Dataset listings of figures
------------------------------------

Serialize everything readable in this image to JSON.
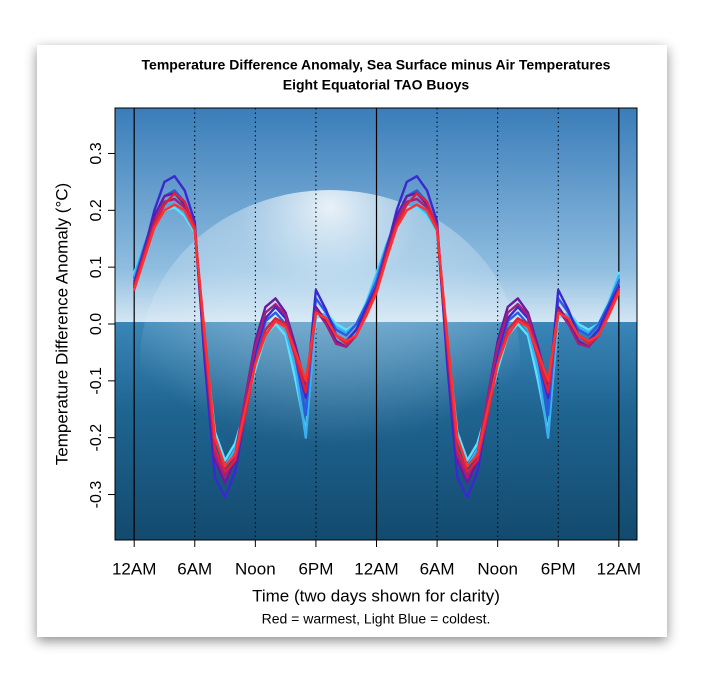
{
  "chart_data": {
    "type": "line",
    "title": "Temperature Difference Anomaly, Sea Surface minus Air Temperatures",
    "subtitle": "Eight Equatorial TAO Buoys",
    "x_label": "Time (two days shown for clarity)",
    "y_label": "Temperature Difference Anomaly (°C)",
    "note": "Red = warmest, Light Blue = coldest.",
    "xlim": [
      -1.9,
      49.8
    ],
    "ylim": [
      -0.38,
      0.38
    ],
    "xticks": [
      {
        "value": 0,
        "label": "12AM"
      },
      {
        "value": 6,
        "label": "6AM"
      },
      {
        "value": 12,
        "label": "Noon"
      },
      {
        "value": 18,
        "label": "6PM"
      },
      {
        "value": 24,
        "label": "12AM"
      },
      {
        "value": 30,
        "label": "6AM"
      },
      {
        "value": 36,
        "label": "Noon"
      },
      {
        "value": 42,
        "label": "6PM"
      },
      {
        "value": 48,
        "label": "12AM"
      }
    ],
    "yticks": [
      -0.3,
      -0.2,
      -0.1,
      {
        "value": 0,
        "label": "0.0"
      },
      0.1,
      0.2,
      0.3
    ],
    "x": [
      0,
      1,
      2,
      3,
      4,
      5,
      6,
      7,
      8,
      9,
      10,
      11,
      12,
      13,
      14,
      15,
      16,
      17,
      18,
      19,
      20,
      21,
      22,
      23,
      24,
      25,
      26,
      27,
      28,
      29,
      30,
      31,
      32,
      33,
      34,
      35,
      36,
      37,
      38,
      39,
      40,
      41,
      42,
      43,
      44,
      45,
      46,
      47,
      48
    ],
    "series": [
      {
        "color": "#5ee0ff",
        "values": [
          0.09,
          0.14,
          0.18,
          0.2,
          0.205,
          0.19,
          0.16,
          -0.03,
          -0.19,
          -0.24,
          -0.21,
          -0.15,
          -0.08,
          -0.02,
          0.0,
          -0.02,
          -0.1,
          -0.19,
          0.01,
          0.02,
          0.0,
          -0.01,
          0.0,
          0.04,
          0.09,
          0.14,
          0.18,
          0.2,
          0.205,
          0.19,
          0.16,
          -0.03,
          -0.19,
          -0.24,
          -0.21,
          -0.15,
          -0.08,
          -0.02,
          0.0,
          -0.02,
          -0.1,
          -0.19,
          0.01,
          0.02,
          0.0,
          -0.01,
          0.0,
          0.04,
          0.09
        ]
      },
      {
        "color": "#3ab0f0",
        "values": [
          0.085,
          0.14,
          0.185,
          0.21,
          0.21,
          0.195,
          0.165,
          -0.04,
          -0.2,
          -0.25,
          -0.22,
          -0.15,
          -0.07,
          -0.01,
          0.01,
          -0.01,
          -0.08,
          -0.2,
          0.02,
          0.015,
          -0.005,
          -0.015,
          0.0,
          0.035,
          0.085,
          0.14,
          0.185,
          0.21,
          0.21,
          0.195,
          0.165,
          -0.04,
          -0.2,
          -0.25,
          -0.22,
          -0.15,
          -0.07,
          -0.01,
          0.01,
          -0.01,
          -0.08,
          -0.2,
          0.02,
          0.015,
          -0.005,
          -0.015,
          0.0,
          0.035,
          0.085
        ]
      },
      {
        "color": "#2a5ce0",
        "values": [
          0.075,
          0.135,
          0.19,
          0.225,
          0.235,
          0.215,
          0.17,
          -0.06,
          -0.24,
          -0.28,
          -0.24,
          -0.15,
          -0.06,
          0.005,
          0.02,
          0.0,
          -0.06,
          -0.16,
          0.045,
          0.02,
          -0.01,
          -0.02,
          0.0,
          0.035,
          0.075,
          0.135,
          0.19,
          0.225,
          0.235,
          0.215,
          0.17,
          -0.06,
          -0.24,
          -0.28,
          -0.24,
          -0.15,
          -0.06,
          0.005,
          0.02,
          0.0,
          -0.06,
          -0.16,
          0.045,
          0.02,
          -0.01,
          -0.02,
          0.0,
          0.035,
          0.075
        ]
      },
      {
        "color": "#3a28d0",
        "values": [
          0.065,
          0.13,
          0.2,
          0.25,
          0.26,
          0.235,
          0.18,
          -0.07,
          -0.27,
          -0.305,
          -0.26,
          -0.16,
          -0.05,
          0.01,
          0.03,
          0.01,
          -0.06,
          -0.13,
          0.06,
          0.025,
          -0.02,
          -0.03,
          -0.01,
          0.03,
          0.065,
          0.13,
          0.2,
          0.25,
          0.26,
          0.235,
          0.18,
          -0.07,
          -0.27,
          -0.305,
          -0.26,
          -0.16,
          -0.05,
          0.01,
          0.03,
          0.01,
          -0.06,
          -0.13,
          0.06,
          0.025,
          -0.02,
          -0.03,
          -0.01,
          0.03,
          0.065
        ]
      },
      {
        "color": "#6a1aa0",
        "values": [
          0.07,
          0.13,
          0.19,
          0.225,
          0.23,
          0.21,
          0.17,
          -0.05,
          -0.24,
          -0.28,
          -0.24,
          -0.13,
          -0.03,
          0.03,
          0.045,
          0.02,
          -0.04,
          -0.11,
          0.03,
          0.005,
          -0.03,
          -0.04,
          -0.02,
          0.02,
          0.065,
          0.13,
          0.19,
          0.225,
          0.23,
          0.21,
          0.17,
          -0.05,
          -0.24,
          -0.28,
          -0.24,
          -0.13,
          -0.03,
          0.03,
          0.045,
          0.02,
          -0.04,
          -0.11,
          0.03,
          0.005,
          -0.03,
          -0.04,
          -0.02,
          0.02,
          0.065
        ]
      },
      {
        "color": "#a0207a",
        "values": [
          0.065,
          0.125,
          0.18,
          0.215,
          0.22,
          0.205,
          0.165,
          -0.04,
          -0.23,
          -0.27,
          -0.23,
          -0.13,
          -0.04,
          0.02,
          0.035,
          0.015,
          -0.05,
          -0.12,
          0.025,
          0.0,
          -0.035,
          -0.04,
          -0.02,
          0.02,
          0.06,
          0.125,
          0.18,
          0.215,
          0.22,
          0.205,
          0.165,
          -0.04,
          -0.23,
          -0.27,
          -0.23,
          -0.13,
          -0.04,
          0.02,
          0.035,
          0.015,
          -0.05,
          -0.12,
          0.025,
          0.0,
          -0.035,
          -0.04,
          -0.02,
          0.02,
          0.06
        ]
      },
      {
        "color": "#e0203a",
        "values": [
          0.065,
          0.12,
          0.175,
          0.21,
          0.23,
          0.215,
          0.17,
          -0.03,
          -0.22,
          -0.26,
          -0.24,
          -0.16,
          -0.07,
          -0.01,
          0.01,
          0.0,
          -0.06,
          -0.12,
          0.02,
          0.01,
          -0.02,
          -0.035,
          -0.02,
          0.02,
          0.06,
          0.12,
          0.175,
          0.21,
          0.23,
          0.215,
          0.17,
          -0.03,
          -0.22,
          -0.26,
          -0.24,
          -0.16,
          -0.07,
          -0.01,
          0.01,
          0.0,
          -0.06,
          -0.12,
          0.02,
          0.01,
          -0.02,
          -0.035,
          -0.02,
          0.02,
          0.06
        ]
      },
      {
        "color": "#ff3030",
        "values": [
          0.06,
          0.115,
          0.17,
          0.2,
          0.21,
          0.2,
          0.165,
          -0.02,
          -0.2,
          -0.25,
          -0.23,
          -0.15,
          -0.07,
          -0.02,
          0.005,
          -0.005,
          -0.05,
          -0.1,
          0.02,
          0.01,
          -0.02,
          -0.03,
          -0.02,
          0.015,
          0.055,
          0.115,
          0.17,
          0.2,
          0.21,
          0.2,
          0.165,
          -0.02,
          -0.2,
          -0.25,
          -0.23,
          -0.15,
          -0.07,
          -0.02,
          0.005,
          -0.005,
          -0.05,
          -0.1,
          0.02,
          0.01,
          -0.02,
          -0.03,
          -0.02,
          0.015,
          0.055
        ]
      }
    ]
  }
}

------------------------------------

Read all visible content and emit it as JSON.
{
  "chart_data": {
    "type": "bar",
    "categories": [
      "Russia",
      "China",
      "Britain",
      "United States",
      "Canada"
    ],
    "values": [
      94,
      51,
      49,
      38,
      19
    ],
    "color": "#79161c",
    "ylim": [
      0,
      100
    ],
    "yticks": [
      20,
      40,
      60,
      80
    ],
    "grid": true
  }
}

------------------------------------

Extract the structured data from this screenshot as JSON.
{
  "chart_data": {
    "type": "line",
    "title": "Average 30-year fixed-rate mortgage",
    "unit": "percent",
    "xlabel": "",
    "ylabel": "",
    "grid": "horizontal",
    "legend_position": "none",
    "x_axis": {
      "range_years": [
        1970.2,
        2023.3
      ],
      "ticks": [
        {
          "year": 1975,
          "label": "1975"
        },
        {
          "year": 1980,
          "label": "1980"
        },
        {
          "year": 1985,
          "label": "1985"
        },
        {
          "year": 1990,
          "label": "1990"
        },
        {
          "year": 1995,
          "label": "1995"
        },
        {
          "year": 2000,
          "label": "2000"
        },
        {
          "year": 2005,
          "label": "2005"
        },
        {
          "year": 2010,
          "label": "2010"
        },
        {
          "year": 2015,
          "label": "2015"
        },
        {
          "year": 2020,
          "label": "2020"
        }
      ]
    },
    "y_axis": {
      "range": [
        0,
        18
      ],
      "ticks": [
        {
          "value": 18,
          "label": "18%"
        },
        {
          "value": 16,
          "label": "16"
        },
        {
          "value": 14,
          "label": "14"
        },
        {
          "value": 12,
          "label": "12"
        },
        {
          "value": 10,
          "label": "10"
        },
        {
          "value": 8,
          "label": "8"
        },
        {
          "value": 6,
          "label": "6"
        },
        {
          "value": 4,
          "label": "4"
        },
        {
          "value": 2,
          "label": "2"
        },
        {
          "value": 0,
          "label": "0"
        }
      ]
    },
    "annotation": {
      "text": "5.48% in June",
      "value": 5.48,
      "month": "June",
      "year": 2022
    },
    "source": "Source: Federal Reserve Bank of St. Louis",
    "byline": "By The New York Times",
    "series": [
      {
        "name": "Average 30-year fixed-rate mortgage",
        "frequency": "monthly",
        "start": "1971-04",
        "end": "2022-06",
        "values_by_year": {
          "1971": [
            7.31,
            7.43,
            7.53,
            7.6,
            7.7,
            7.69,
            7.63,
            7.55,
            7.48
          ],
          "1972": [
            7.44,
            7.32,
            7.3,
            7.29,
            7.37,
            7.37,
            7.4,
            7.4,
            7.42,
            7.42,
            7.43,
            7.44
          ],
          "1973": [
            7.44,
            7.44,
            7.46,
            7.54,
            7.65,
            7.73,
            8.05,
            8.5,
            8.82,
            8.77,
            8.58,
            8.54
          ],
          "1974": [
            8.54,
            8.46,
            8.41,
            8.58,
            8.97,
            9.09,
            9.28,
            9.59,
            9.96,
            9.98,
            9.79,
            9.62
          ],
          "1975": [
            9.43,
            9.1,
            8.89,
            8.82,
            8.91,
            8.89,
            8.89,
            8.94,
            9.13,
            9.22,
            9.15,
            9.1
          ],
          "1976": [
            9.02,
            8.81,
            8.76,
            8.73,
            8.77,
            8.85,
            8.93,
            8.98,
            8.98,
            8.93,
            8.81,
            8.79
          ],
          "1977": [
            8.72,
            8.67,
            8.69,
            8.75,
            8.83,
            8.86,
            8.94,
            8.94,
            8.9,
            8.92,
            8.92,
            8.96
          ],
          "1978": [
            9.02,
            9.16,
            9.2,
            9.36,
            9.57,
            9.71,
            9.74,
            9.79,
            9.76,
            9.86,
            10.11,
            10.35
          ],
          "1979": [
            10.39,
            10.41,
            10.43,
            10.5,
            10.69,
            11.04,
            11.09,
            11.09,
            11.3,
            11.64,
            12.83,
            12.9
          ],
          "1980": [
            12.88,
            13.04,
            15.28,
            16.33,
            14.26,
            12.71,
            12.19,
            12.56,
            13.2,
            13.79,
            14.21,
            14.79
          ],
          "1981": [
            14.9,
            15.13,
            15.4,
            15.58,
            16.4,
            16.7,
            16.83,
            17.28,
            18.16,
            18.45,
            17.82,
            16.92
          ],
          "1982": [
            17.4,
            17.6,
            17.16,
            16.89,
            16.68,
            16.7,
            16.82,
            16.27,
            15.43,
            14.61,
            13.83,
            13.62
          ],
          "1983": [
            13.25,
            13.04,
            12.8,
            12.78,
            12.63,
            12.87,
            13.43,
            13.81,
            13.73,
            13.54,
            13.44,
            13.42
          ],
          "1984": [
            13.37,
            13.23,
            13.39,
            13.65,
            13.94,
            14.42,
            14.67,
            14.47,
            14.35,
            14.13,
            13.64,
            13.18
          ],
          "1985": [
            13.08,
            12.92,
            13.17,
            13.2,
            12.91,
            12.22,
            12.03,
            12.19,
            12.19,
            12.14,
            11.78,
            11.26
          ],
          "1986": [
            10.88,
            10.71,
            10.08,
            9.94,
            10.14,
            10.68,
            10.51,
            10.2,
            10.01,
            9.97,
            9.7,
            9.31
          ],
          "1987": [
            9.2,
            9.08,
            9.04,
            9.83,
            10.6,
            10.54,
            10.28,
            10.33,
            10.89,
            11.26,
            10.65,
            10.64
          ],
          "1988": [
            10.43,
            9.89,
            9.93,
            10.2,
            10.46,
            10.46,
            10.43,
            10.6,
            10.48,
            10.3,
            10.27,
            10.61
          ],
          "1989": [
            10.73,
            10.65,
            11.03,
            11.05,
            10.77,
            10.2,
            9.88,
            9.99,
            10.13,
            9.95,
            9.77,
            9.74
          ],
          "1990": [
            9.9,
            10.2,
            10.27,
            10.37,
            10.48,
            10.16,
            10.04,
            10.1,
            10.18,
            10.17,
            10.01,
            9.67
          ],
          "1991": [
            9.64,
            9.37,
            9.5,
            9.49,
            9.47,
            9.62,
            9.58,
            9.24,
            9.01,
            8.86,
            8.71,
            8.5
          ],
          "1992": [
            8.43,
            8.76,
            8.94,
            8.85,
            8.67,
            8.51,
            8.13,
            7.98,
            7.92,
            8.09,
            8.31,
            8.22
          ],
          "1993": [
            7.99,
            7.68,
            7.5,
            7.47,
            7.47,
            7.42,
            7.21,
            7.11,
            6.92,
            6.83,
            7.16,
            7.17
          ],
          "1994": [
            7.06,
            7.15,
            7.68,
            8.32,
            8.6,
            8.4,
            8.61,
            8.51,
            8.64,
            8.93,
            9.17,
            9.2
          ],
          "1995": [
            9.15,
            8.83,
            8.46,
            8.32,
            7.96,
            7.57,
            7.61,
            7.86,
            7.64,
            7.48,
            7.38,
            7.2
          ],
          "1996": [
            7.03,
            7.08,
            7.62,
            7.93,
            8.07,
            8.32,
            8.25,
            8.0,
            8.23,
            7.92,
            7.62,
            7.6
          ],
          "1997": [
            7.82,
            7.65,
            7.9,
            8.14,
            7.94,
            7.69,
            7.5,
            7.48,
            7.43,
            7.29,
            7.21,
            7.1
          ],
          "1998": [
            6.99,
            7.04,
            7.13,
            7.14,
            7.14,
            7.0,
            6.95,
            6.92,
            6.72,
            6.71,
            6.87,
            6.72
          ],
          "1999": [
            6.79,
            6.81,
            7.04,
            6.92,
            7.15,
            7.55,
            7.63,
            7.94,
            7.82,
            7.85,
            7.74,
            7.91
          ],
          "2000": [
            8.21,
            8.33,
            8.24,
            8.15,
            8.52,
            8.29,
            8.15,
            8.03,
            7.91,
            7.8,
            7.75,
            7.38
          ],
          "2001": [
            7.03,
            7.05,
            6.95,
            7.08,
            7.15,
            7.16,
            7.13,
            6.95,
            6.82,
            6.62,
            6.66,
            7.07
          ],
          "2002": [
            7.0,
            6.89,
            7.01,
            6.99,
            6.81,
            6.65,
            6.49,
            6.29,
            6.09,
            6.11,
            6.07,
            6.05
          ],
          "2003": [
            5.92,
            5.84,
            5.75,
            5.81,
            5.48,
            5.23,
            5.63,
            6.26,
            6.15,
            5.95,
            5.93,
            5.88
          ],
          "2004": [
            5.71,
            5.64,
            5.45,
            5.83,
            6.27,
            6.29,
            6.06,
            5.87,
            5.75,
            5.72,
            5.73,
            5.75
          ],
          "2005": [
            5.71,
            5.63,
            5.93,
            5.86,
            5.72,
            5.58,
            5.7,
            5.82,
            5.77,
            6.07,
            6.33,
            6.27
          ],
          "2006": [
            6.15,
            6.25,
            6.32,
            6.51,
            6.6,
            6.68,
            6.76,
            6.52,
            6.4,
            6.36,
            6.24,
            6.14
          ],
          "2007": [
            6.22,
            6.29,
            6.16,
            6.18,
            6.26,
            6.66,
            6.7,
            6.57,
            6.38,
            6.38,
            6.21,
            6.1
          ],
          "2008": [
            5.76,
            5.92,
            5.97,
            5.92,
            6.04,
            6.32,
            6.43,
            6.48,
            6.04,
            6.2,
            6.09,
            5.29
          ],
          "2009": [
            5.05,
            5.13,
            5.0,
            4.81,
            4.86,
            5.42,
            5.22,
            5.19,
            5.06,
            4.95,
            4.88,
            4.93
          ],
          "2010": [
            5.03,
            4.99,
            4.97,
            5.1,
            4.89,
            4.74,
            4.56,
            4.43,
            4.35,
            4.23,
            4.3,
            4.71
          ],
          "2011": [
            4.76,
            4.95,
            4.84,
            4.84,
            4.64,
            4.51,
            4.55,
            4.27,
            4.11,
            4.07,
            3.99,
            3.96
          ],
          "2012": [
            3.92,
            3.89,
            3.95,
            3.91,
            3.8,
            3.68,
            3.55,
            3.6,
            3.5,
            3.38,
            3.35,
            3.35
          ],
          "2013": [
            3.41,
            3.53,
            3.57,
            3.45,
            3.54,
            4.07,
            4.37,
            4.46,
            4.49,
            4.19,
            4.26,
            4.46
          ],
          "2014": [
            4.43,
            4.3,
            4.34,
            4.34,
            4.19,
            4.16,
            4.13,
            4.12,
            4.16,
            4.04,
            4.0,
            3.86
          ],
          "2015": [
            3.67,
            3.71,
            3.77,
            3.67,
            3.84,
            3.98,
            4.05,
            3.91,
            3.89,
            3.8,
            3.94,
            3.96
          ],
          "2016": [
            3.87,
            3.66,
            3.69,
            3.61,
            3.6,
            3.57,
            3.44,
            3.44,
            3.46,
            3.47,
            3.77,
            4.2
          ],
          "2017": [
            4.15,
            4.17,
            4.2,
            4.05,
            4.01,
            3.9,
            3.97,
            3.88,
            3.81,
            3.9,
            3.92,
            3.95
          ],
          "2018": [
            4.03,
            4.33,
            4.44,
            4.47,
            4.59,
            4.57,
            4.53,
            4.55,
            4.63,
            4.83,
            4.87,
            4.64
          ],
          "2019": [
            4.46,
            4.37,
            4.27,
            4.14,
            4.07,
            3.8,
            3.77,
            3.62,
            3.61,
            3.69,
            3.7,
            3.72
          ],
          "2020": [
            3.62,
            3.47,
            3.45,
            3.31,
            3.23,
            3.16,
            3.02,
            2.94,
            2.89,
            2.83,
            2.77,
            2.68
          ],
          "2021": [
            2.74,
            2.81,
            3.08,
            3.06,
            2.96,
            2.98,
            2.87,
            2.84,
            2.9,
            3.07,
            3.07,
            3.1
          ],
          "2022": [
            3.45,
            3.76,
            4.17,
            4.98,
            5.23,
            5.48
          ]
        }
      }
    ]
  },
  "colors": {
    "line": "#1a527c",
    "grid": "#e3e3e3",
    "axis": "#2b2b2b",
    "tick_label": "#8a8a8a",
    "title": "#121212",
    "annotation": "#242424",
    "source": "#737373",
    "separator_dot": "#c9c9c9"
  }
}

------------------------------------

**Goal:** Go through the material and copy out every line with "rate" in it.

**Solution for this problem:**
    "title": "Average 30-year fixed-rate mortgage",
        "name": "Average 30-year fixed-rate mortgage",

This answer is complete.